THE REQUEST:
Reproduce all of the data exactly.

Dataset entries:
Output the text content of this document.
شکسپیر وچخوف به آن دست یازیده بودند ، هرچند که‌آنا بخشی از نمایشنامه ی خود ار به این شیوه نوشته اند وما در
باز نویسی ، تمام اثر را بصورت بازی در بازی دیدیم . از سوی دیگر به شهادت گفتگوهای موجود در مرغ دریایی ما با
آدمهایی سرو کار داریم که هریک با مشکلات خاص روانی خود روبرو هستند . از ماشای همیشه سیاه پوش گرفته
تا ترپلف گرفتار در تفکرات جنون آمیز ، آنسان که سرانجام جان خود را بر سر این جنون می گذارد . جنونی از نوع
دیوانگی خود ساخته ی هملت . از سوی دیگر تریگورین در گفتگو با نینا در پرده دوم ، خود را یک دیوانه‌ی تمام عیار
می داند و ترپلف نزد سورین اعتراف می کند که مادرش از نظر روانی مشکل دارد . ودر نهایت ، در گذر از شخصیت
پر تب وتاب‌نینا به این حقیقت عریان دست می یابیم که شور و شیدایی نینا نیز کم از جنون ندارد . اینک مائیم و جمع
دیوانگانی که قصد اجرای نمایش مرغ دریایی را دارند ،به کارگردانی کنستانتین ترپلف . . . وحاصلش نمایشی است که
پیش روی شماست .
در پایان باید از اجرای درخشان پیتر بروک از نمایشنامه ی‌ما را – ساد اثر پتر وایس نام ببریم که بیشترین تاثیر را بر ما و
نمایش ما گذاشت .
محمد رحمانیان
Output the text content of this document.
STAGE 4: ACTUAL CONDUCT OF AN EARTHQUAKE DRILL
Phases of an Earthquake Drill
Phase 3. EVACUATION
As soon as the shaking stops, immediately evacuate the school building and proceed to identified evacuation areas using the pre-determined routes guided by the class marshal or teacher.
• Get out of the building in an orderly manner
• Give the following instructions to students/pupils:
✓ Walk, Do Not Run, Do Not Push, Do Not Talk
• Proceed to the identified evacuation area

OUTPUT:
Output the text content of this document.
شکسپیر وچخوف به آن دست یازیده بودند ، هرچند که‌آنا بخشی از نمایشنامه ی خود ار به این شیوه نوشته اند وما در
باز نویسی ، تمام اثر را بصورت بازی در بازی دیدیم . از سوی دیگر به شهادت گفتگوهای موجود در مرغ دریایی ما با
آدمهایی سرو کار داریم که هریک با مشکلات خاص روانی خود روبرو هستند . از ماشای همیشه سیاه پوش گرفته
تا ترپلف گرفتار در تفکرات جنون آمیز ، آنسان که سرانجام جان خود را بر سر این جنون می گذارد . جنونی از نوع
دیوانگی خود ساخته ی هملت . از سوی دیگر تریگورین در گفتگو با نینا در پرده دوم ، خود را یک دیوانه‌ی تمام عیار
می داند و ترپلف نزد سورین اعتراف می کند که مادرش از نظر روانی مشکل دارد . ودر نهایت ، در گذر از شخصیت
پر تب وتاب‌نینا به این حقیقت عریان دست می یابیم که شور و شیدایی نینا نیز کم از جنون ندارد . اینک مائیم و جمع
دیوانگانی که قصد اجرای نمایش مرغ دریایی را دارند ،به کارگردانی کنستانتین ترپلف . . . وحاصلش نمایشی است که
پیش روی شماست .
در پایان باید از اجرای درخشان پیتر بروک از نمایشنامه ی‌ما را – ساد اثر پتر وایس نام ببریم که بیشترین تاثیر را بر ما و
نمایش ما گذاشت .
محمد رحمانیان
Output the text content of this document.
STAGE 4: ACTUAL CONDUCT OF AN EARTHQUAKE DRILL
Phases of an Earthquake Drill
Phase 3. EVACUATION
As soon as the shaking stops, immediately evacuate the school building and proceed to identified evacuation areas using the pre-determined routes guided by the class marshal or teacher.
• Get out of the building in an orderly manner
• Give the following instructions to students/pupils:
✓ Walk, Do Not Run, Do Not Push, Do Not Talk
• Proceed to the identified evacuation area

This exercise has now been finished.